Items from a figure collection
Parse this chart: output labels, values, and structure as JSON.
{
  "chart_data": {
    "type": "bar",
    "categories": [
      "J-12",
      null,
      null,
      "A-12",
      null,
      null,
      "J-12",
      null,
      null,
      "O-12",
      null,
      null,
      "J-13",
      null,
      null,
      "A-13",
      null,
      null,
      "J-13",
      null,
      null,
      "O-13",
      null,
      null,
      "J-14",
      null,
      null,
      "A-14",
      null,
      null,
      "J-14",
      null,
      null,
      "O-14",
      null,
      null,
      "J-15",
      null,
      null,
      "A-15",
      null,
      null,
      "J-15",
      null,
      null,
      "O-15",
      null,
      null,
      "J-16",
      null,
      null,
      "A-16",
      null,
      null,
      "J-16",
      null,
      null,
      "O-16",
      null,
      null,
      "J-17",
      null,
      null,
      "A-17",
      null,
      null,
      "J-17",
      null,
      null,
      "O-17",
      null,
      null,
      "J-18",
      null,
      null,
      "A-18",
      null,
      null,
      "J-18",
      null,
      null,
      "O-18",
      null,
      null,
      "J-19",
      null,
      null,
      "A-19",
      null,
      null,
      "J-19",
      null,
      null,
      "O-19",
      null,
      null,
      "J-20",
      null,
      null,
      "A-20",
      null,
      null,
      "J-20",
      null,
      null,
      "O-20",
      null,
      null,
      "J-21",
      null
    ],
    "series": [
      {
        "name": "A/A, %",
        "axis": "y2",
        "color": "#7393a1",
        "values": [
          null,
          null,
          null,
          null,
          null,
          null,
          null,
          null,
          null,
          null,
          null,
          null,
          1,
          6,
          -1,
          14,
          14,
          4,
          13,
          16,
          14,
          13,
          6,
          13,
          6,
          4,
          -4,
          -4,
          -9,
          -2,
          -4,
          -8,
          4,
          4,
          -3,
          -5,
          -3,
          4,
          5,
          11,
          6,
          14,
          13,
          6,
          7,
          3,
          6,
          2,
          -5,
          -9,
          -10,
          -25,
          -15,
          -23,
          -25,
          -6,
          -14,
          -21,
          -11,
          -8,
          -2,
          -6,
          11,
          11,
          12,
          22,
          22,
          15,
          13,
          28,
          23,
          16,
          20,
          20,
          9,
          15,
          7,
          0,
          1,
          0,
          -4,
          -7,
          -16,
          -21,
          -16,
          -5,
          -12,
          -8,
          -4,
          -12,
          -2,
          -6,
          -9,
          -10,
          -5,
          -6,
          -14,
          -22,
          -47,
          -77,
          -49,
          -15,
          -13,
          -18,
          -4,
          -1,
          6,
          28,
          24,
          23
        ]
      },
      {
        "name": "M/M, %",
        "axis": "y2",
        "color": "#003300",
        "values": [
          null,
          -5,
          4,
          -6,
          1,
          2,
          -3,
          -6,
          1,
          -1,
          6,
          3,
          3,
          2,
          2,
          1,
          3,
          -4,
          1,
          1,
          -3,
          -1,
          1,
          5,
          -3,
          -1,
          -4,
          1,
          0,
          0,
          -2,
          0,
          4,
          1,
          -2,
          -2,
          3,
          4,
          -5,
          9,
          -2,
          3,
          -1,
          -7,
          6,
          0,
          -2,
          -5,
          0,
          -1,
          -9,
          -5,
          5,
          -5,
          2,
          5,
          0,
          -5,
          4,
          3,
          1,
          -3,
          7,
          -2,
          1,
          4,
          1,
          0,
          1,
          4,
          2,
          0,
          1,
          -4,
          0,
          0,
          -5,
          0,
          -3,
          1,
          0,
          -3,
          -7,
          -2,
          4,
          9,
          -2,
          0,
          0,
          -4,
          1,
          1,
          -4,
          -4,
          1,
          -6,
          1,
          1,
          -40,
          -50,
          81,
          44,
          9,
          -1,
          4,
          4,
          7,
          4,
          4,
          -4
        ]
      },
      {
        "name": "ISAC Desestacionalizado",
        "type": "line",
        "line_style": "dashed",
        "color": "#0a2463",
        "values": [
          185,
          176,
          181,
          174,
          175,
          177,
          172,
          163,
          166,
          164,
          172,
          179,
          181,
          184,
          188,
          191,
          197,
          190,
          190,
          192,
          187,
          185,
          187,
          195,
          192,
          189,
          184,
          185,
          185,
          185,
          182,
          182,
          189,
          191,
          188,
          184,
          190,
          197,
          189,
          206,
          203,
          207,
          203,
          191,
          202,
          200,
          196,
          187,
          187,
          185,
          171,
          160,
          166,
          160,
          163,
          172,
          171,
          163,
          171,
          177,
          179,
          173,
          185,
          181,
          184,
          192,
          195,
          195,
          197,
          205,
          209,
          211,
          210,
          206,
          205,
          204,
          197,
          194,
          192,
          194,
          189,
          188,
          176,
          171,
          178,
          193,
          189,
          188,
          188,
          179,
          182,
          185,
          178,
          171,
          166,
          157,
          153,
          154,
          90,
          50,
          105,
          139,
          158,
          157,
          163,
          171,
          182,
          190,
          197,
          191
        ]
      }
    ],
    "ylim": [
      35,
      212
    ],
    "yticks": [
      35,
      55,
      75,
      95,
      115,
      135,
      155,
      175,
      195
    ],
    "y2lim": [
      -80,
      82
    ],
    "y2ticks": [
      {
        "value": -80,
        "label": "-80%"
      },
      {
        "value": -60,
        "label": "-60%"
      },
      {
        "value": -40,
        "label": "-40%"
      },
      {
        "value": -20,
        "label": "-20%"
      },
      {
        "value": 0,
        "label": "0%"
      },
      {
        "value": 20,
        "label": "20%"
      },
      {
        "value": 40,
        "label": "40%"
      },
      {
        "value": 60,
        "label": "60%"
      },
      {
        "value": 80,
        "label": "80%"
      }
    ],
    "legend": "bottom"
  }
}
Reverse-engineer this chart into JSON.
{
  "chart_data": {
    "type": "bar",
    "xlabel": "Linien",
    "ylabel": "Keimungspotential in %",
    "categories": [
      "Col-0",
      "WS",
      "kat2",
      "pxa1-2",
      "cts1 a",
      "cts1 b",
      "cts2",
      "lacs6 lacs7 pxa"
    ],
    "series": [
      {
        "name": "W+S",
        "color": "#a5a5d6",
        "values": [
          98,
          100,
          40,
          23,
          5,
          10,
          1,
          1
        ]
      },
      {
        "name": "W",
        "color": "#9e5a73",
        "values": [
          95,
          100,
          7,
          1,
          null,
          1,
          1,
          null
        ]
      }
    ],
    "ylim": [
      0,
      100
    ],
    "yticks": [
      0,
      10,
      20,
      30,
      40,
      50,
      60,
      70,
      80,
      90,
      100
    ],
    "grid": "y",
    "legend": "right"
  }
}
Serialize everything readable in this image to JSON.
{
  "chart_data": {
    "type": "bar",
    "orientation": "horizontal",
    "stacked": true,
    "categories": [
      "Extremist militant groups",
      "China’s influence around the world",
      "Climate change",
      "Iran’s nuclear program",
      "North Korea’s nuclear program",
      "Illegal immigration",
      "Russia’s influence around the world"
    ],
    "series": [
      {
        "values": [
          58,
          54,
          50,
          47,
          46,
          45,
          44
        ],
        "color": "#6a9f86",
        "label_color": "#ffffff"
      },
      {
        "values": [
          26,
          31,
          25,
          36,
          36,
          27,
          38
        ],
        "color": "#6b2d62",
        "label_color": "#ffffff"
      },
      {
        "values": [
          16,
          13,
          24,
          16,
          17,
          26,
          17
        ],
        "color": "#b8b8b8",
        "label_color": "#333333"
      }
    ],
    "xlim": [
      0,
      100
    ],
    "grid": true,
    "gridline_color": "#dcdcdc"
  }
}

* Instruction
Return every record above exactly as it appears.

* Correct output
Parse this chart: output labels, values, and structure as JSON.
{
  "chart_data": {
    "type": "bar",
    "categories": [
      "J-12",
      null,
      null,
      "A-12",
      null,
      null,
      "J-12",
      null,
      null,
      "O-12",
      null,
      null,
      "J-13",
      null,
      null,
      "A-13",
      null,
      null,
      "J-13",
      null,
      null,
      "O-13",
      null,
      null,
      "J-14",
      null,
      null,
      "A-14",
      null,
      null,
      "J-14",
      null,
      null,
      "O-14",
      null,
      null,
      "J-15",
      null,
      null,
      "A-15",
      null,
      null,
      "J-15",
      null,
      null,
      "O-15",
      null,
      null,
      "J-16",
      null,
      null,
      "A-16",
      null,
      null,
      "J-16",
      null,
      null,
      "O-16",
      null,
      null,
      "J-17",
      null,
      null,
      "A-17",
      null,
      null,
      "J-17",
      null,
      null,
      "O-17",
      null,
      null,
      "J-18",
      null,
      null,
      "A-18",
      null,
      null,
      "J-18",
      null,
      null,
      "O-18",
      null,
      null,
      "J-19",
      null,
      null,
      "A-19",
      null,
      null,
      "J-19",
      null,
      null,
      "O-19",
      null,
      null,
      "J-20",
      null,
      null,
      "A-20",
      null,
      null,
      "J-20",
      null,
      null,
      "O-20",
      null,
      null,
      "J-21",
      null
    ],
    "series": [
      {
        "name": "A/A, %",
        "axis": "y2",
        "color": "#7393a1",
        "values": [
          null,
          null,
          null,
          null,
          null,
          null,
          null,
          null,
          null,
          null,
          null,
          null,
          1,
          6,
          -1,
          14,
          14,
          4,
          13,
          16,
          14,
          13,
          6,
          13,
          6,
          4,
          -4,
          -4,
          -9,
          -2,
          -4,
          -8,
          4,
          4,
          -3,
          -5,
          -3,
          4,
          5,
          11,
          6,
          14,
          13,
          6,
          7,
          3,
          6,
          2,
          -5,
          -9,
          -10,
          -25,
          -15,
          -23,
          -25,
          -6,
          -14,
          -21,
          -11,
          -8,
          -2,
          -6,
          11,
          11,
          12,
          22,
          22,
          15,
          13,
          28,
          23,
          16,
          20,
          20,
          9,
          15,
          7,
          0,
          1,
          0,
          -4,
          -7,
          -16,
          -21,
          -16,
          -5,
          -12,
          -8,
          -4,
          -12,
          -2,
          -6,
          -9,
          -10,
          -5,
          -6,
          -14,
          -22,
          -47,
          -77,
          -49,
          -15,
          -13,
          -18,
          -4,
          -1,
          6,
          28,
          24,
          23
        ]
      },
      {
        "name": "M/M, %",
        "axis": "y2",
        "color": "#003300",
        "values": [
          null,
          -5,
          4,
          -6,
          1,
          2,
          -3,
          -6,
          1,
          -1,
          6,
          3,
          3,
          2,
          2,
          1,
          3,
          -4,
          1,
          1,
          -3,
          -1,
          1,
          5,
          -3,
          -1,
          -4,
          1,
          0,
          0,
          -2,
          0,
          4,
          1,
          -2,
          -2,
          3,
          4,
          -5,
          9,
          -2,
          3,
          -1,
          -7,
          6,
          0,
          -2,
          -5,
          0,
          -1,
          -9,
          -5,
          5,
          -5,
          2,
          5,
          0,
          -5,
          4,
          3,
          1,
          -3,
          7,
          -2,
          1,
          4,
          1,
          0,
          1,
          4,
          2,
          0,
          1,
          -4,
          0,
          0,
          -5,
          0,
          -3,
          1,
          0,
          -3,
          -7,
          -2,
          4,
          9,
          -2,
          0,
          0,
          -4,
          1,
          1,
          -4,
          -4,
          1,
          -6,
          1,
          1,
          -40,
          -50,
          81,
          44,
          9,
          -1,
          4,
          4,
          7,
          4,
          4,
          -4
        ]
      },
      {
        "name": "ISAC Desestacionalizado",
        "type": "line",
        "line_style": "dashed",
        "color": "#0a2463",
        "values": [
          185,
          176,
          181,
          174,
          175,
          177,
          172,
          163,
          166,
          164,
          172,
          179,
          181,
          184,
          188,
          191,
          197,
          190,
          190,
          192,
          187,
          185,
          187,
          195,
          192,
          189,
          184,
          185,
          185,
          185,
          182,
          182,
          189,
          191,
          188,
          184,
          190,
          197,
          189,
          206,
          203,
          207,
          203,
          191,
          202,
          200,
          196,
          187,
          187,
          185,
          171,
          160,
          166,
          160,
          163,
          172,
          171,
          163,
          171,
          177,
          179,
          173,
          185,
          181,
          184,
          192,
          195,
          195,
          197,
          205,
          209,
          211,
          210,
          206,
          205,
          204,
          197,
          194,
          192,
          194,
          189,
          188,
          176,
          171,
          178,
          193,
          189,
          188,
          188,
          179,
          182,
          185,
          178,
          171,
          166,
          157,
          153,
          154,
          90,
          50,
          105,
          139,
          158,
          157,
          163,
          171,
          182,
          190,
          197,
          191
        ]
      }
    ],
    "ylim": [
      35,
      212
    ],
    "yticks": [
      35,
      55,
      75,
      95,
      115,
      135,
      155,
      175,
      195
    ],
    "y2lim": [
      -80,
      82
    ],
    "y2ticks": [
      {
        "value": -80,
        "label": "-80%"
      },
      {
        "value": -60,
        "label": "-60%"
      },
      {
        "value": -40,
        "label": "-40%"
      },
      {
        "value": -20,
        "label": "-20%"
      },
      {
        "value": 0,
        "label": "0%"
      },
      {
        "value": 20,
        "label": "20%"
      },
      {
        "value": 40,
        "label": "40%"
      },
      {
        "value": 60,
        "label": "60%"
      },
      {
        "value": 80,
        "label": "80%"
      }
    ],
    "legend": "bottom"
  }
}
Reverse-engineer this chart into JSON.
{
  "chart_data": {
    "type": "bar",
    "xlabel": "Linien",
    "ylabel": "Keimungspotential in %",
    "categories": [
      "Col-0",
      "WS",
      "kat2",
      "pxa1-2",
      "cts1 a",
      "cts1 b",
      "cts2",
      "lacs6 lacs7 pxa"
    ],
    "series": [
      {
        "name": "W+S",
        "color": "#a5a5d6",
        "values": [
          98,
          100,
          40,
          23,
          5,
          10,
          1,
          1
        ]
      },
      {
        "name": "W",
        "color": "#9e5a73",
        "values": [
          95,
          100,
          7,
          1,
          null,
          1,
          1,
          null
        ]
      }
    ],
    "ylim": [
      0,
      100
    ],
    "yticks": [
      0,
      10,
      20,
      30,
      40,
      50,
      60,
      70,
      80,
      90,
      100
    ],
    "grid": "y",
    "legend": "right"
  }
}
Serialize everything readable in this image to JSON.
{
  "chart_data": {
    "type": "bar",
    "orientation": "horizontal",
    "stacked": true,
    "categories": [
      "Extremist militant groups",
      "China’s influence around the world",
      "Climate change",
      "Iran’s nuclear program",
      "North Korea’s nuclear program",
      "Illegal immigration",
      "Russia’s influence around the world"
    ],
    "series": [
      {
        "values": [
          58,
          54,
          50,
          47,
          46,
          45,
          44
        ],
        "color": "#6a9f86",
        "label_color": "#ffffff"
      },
      {
        "values": [
          26,
          31,
          25,
          36,
          36,
          27,
          38
        ],
        "color": "#6b2d62",
        "label_color": "#ffffff"
      },
      {
        "values": [
          16,
          13,
          24,
          16,
          17,
          26,
          17
        ],
        "color": "#b8b8b8",
        "label_color": "#333333"
      }
    ],
    "xlim": [
      0,
      100
    ],
    "grid": true,
    "gridline_color": "#dcdcdc"
  }
}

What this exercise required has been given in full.